— begin EXTRACT PROVIDED —
THE CHATTANOOGA TIMES
Wednesday March 5, 1941
Letters
Melungeons Recalled
Mrs. Amanda Wheelock tells of
Knowing Several of the Race
To the Editor of The
Chattanooga Times:
I have been very much
interested in the discussion of the Melungeons.” Several years
ago a number of these families lived around Rhea Springs and Spring
City: the blacksmith at Rheas Springs, Dock Graham, was a Melungeon.
These people attended the
white schools and intermarried with whites. I never heard of any
Negro intermarriage. These people were very dark, and had
straight hair and no Negro features. I bought vegetables and eggs
from a Melungeon woman. She was intelligent and of rather
pleasing personality. Her account of the history of her people
was that the were descended from Portuguese sailors who, fleeing from
an enemy. Left their boats and escaped into the mountains of North
Carolina. They married into a tribe of mountain Indians and
although these Portuguese sailors were a very dark race of people they
had no Negro blood.
— end EXTRACT PROVIDED —
— begin RECORDS PROVIDED —
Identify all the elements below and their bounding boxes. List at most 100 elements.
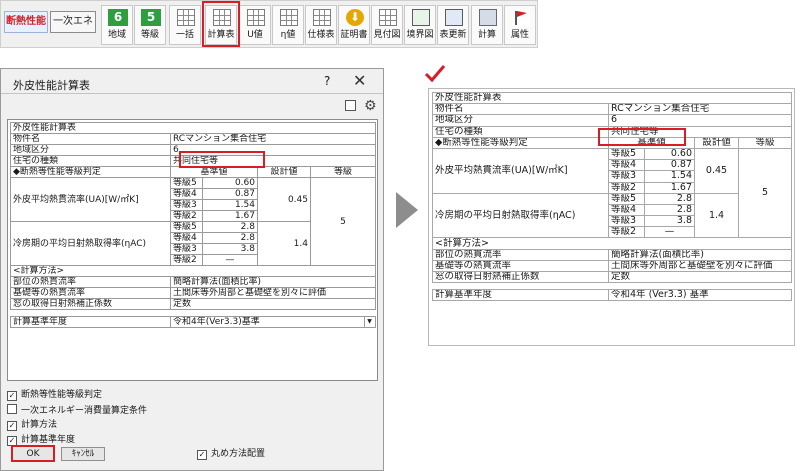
method-foundation-value: 土間床等外周部と基礎壁を別々に評価 [169,287,377,299]
eta-grade3-label: 等級3 [170,243,203,255]
ua-grade3-label: 等級3 [170,199,203,211]
calc-table-dialog: 外皮性能計算表 ? ✕ ⚙ 外皮性能計算表 物件名 RCマンション集合住宅 地域区… [0,68,384,471]
option-rounding-checkbox[interactable]: ✓ [197,450,207,460]
method-foundation-label: 基礎等の熱貫流率 [10,287,171,299]
option-primary-energy-label: 一次エネルギー消費量算定条件 [21,406,148,416]
result-ua-grade3-label: 等級3 [608,170,645,183]
option-calc-method-checkbox[interactable]: ✓ [7,421,17,431]
result-type-value-highlight [598,128,686,146]
result-ua-grade2-value: 1.67 [644,181,695,194]
eta-grade2-value: — [202,254,258,266]
primary-energy-tab[interactable]: 一次エネ [50,11,96,33]
spec-table-grid-icon [313,9,331,26]
ua-grade4-value: 0.87 [202,188,258,200]
option-primary-energy[interactable]: 一次エネルギー消費量算定条件 [7,404,147,416]
option-calc-method-label: 計算方法 [21,420,58,430]
result-eta-label: 冷房期の平均日射熱取得率(ηAC) [432,192,609,239]
attribute-button-label: 属性 [510,30,529,40]
result-title: 外皮性能計算表 [431,91,793,105]
eta-value-button[interactable]: η値 [272,5,304,45]
method-part-label: 部位の熱貫流率 [10,276,171,288]
ua-grade4-label: 等級4 [170,188,203,200]
ua-design-value: 0.45 [257,177,311,222]
ua-label: 外皮平均熱貫流率(UA)[W/㎡K] [10,177,171,222]
insulation-performance-tab[interactable]: 断熱性能 [4,11,48,33]
result-eta-grade5-value: 2.8 [644,192,695,205]
eta-grade4-label: 等級4 [170,232,203,244]
certificate-button[interactable]: ⬇ 証明書 [338,5,370,45]
help-button[interactable]: ? [324,74,330,88]
year-select-value: 令和4年(Ver3.3)基準 [173,317,260,327]
refresh-table-button-label: 表更新 [439,30,467,40]
result-ua-grade3-value: 1.54 [644,170,695,183]
option-grade-judgment-checkbox[interactable]: ✓ [7,391,17,401]
result-property-label: 物件名 [432,103,609,116]
sheet-icon[interactable] [345,100,356,111]
result-ua-design-value: 0.45 [694,147,739,194]
boundary-button[interactable]: 境界図 [404,5,436,45]
batch-button-label: 一括 [175,30,194,40]
boundary-map-icon [412,9,430,26]
type-value-highlight [179,151,265,168]
result-method-window-value: 定数 [607,270,793,284]
batch-button[interactable]: 一括 [169,5,201,45]
result-grade-result: 5 [737,147,793,239]
option-primary-energy-checkbox[interactable] [7,404,17,414]
certificate-button-label: 証明書 [340,30,368,40]
result-method-foundation-label: 基礎等の熱貫流率 [432,259,609,273]
spec-table-button-label: 仕様表 [307,30,335,40]
grade-button-label: 等級 [140,30,159,40]
result-eta-grade4-value: 2.8 [644,203,695,217]
spec-table-button[interactable]: 仕様表 [305,5,337,45]
result-year-label: 計算基準年度 [432,289,609,302]
result-region-value: 6 [607,114,793,127]
year-select[interactable]: 令和4年(Ver3.3)基準 ▼ [169,316,377,328]
u-value-button-label: U値 [247,30,263,40]
ok-button[interactable]: OK [11,445,55,462]
u-value-button[interactable]: U値 [239,5,271,45]
download-icon: ⬇ [346,9,364,26]
ua-grade5-value: 0.60 [202,177,258,189]
calculate-button[interactable]: 計算 [471,5,503,45]
attribute-flag-icon [512,9,530,26]
result-grade-header: ◆断熱等性能等級判定 [432,136,609,149]
option-rounding[interactable]: ✓ 丸め方法配置 [197,448,265,460]
region-label: 地域区分 [10,144,171,156]
method-header: <計算方法> [9,265,377,277]
col-standard: 基準値 [170,166,258,178]
cancel-button[interactable]: ｷｬﾝｾﾙ [61,447,105,461]
result-eta-grade3-value: 3.8 [644,215,695,228]
method-part-value: 簡略計算法(面積比率) [169,276,377,288]
elevation-button[interactable]: 見付図 [371,5,403,45]
check-icon [424,64,446,88]
result-region-label: 地域区分 [432,114,609,127]
result-method-header: <計算方法> [431,237,793,250]
grade-result: 5 [309,177,377,266]
result-eta-grade4-label: 等級4 [608,203,645,217]
calculate-button-label: 計算 [477,30,496,40]
grade-button[interactable]: 5 等級 [134,5,166,45]
grade-number-icon: 5 [141,9,161,26]
result-property-value: RCマンション集合住宅 [607,103,793,116]
option-calc-method[interactable]: ✓ 計算方法 [7,419,57,431]
type-label: 住宅の種類 [10,155,171,167]
arrow-right-icon [396,192,418,228]
ua-grade5-label: 等級5 [170,177,203,189]
attribute-button[interactable]: 属性 [504,5,536,45]
ua-grade2-value: 1.67 [202,210,258,222]
result-eta-grade2-label: 等級2 [608,226,645,239]
year-label: 計算基準年度 [10,316,171,328]
close-icon[interactable]: ✕ [353,71,366,90]
result-ua-grade4-label: 等級4 [608,159,645,172]
eta-label: 冷房期の平均日射熱取得率(ηAC) [10,221,171,266]
refresh-table-button[interactable]: 表更新 [437,5,469,45]
region-button[interactable]: 6 地域 [101,5,133,45]
elevation-drawing-icon [379,9,397,26]
refresh-table-icon [445,9,463,26]
eta-grade3-value: 3.8 [202,243,258,255]
chevron-down-icon[interactable]: ▼ [364,317,374,327]
result-sheet: 外皮性能計算表 物件名 RCマンション集合住宅 地域区分 6 住宅の種類 共同住宅等 … [428,88,795,346]
option-grade-judgment[interactable]: ✓ 断熱等性能等級判定 [7,389,102,401]
gear-icon[interactable]: ⚙ [364,98,377,114]
result-ua-grade5-label: 等級5 [608,147,645,161]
— end RECORDS PROVIDED —
● EXERCISE INSTRUCTIONS
A: Decide whether each statement agrees with the letter about the Melungeons, and answer yes or no, quoting the words from the letter that settle it. (i) The blacksmith at Rhea Springs was a Melungeon. (ii) The writer bought vegetables and eggs from a Melungeon man. (iii) The Melungeon families attended white schools.
B: According to the letter about the Melungeons, into which mountains did the sailors escape?
C: From the letter about the Melungeons, extract the part that opens with the words containing "These people attended" and closes with "no Negro blood.".

● RESULTS FOR EACH TASK
A:
(i) Yes: "the blacksmith at Rheas Springs, Dock Graham, was a Melungeon."
(ii) No: "I bought vegetables and eggs from a Melungeon woman."
(iii) Yes: "These people attended the white schools"

B: The mountains of North Carolina.

C:
These people attended the
white schools and intermarried with whites. I never heard of any
Negro intermarriage. These people were very dark, and had
straight hair and no Negro features. I bought vegetables and eggs
from a Melungeon woman. She was intelligent and of rather
pleasing personality. Her account of the history of her people
was that the were descended from Portuguese sailors who, fleeing from
an enemy. Left their boats and escaped into the mountains of North
Carolina. They married into a tribe of mountain Indians and
although these Portuguese sailors were a very dark race of people they
had no Negro blood.